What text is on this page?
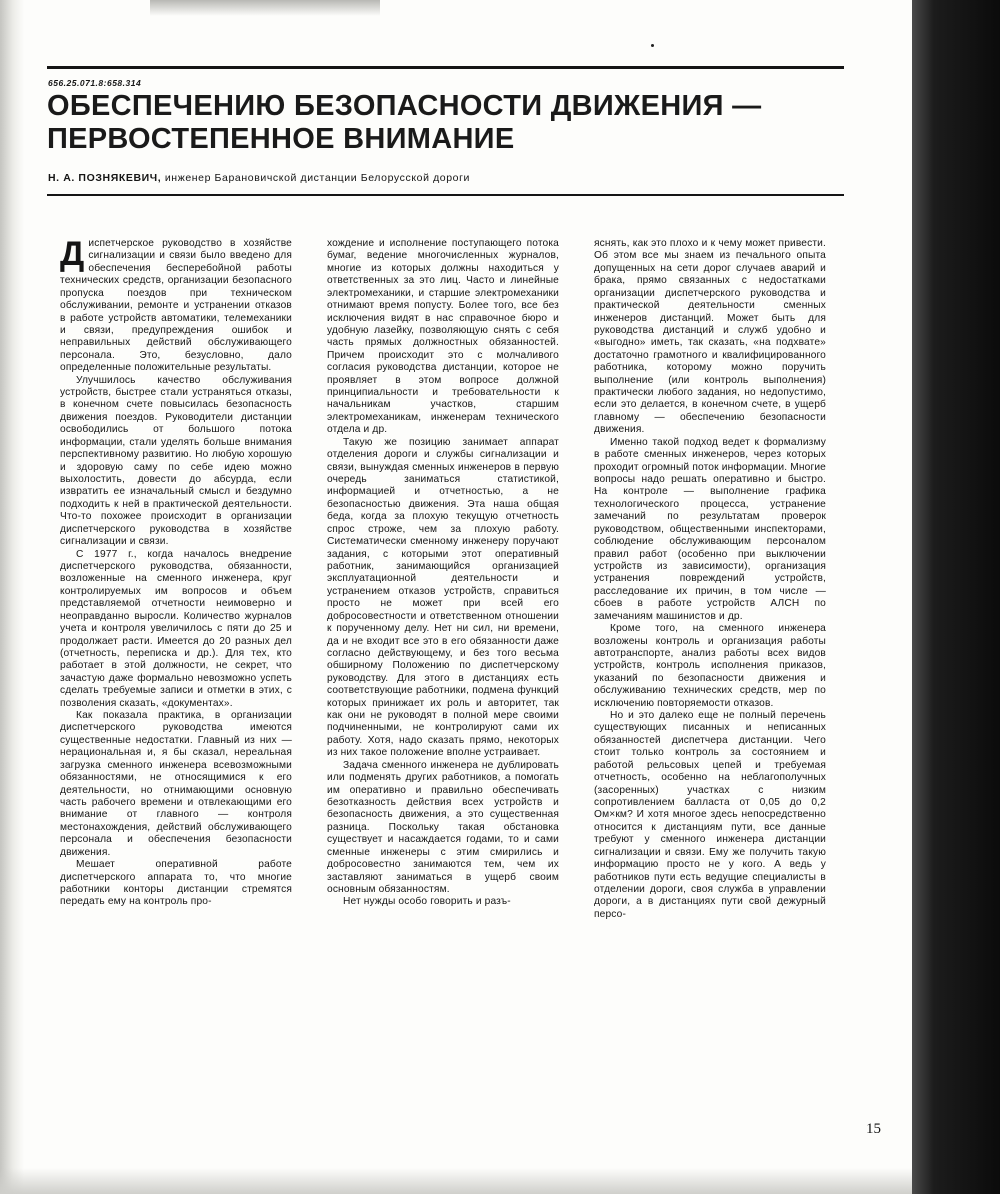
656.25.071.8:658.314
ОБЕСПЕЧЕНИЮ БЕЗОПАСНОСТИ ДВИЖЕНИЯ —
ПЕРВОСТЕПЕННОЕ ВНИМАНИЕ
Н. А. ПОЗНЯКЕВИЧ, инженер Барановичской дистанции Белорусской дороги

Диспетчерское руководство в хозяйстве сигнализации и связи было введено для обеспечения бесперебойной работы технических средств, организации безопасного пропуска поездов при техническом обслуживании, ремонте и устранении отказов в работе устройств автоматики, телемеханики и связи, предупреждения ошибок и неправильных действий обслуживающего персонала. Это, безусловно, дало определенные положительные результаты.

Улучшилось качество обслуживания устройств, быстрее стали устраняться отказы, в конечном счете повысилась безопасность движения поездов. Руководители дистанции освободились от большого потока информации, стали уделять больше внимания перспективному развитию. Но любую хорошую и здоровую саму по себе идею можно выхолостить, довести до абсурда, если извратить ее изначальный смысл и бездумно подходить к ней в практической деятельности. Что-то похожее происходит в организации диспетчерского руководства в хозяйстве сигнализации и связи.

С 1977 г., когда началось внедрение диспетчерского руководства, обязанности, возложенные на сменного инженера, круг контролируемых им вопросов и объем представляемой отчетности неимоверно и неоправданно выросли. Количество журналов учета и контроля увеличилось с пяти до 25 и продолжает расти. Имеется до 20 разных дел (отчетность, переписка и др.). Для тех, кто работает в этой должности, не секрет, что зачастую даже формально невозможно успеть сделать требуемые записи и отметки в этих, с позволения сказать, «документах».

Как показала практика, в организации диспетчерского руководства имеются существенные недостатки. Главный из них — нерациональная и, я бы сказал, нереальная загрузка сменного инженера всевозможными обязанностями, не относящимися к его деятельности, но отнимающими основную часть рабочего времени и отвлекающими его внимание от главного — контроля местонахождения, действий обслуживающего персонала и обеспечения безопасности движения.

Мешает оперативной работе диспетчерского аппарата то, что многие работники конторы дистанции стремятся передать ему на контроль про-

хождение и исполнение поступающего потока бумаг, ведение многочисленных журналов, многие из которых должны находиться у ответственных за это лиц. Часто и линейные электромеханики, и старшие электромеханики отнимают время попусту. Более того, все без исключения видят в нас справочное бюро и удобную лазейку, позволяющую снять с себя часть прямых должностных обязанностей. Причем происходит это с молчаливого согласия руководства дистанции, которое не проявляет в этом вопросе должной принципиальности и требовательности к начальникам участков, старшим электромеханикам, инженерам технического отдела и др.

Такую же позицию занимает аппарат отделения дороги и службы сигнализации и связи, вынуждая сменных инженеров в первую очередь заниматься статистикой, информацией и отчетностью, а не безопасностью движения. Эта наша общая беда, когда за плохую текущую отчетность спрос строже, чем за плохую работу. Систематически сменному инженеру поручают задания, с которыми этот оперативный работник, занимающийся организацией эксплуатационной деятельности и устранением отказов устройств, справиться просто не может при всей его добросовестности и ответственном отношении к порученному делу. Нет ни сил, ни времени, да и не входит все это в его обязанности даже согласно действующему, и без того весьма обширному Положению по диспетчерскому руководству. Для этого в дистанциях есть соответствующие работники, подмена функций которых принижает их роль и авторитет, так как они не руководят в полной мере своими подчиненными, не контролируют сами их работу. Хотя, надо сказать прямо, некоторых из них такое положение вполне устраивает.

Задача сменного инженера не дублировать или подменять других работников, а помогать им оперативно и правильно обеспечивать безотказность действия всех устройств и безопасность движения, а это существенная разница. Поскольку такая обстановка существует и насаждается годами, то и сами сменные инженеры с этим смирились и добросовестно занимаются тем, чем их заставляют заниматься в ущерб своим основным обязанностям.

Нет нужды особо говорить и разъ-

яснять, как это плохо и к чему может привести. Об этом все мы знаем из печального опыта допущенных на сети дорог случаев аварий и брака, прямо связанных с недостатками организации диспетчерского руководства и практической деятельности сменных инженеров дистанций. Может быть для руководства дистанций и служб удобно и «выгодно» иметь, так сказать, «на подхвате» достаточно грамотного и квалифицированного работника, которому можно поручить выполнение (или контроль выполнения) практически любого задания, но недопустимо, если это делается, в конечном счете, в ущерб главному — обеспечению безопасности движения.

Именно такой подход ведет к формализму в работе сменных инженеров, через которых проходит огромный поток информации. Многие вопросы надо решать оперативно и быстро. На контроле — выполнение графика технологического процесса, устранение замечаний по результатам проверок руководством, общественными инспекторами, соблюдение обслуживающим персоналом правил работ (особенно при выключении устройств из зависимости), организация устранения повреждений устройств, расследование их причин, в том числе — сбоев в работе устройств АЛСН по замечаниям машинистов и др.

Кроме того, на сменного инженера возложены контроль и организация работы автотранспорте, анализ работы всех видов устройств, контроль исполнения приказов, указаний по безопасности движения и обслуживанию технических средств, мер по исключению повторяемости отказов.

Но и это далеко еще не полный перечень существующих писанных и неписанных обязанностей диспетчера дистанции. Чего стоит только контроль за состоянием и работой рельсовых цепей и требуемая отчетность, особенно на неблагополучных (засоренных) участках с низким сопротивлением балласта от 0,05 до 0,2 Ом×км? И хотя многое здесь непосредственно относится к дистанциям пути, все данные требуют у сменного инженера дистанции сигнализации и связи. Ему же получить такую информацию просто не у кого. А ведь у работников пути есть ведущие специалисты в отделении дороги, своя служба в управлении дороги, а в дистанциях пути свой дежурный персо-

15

= = = =

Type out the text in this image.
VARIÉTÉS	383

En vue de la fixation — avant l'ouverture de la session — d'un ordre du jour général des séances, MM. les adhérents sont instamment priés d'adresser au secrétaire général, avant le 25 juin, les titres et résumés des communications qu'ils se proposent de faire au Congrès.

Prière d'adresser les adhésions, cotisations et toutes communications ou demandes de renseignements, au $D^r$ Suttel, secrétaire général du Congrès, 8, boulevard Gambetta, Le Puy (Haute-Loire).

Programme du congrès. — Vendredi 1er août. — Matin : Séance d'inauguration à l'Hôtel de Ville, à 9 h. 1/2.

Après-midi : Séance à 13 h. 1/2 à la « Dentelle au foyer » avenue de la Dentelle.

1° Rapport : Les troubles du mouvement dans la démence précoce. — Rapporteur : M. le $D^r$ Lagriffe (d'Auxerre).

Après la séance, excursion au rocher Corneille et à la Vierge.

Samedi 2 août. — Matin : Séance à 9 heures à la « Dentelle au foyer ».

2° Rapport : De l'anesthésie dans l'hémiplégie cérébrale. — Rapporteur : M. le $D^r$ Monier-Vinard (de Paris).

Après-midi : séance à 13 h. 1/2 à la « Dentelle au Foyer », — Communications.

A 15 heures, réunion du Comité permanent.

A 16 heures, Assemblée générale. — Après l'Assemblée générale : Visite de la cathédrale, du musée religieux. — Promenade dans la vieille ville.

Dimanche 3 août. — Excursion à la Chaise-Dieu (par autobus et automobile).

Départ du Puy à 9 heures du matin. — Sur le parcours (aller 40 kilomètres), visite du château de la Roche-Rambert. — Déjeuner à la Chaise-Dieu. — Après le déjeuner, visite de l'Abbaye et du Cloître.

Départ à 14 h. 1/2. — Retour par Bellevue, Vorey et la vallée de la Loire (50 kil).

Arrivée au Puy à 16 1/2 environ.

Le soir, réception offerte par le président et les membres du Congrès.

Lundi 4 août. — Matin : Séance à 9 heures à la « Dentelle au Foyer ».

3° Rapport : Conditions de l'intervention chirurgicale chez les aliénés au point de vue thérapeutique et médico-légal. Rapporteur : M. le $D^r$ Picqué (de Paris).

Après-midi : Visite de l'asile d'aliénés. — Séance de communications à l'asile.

= = = =

Return, from the data, each line that has the word "secrétaire" in it.

En vue de la fixation — avant l'ouverture de la session — d'un ordre du jour général des séances, MM. les adhérents sont instamment priés d'adresser au secrétaire général, avant le 25 juin, les titres et résumés des communications qu'ils se proposent de faire au Congrès.
Prière d'adresser les adhésions, cotisations et toutes communications ou demandes de renseignements, au $D^r$ Suttel, secrétaire général du Congrès, 8, boulevard Gambetta, Le Puy (Haute-Loire).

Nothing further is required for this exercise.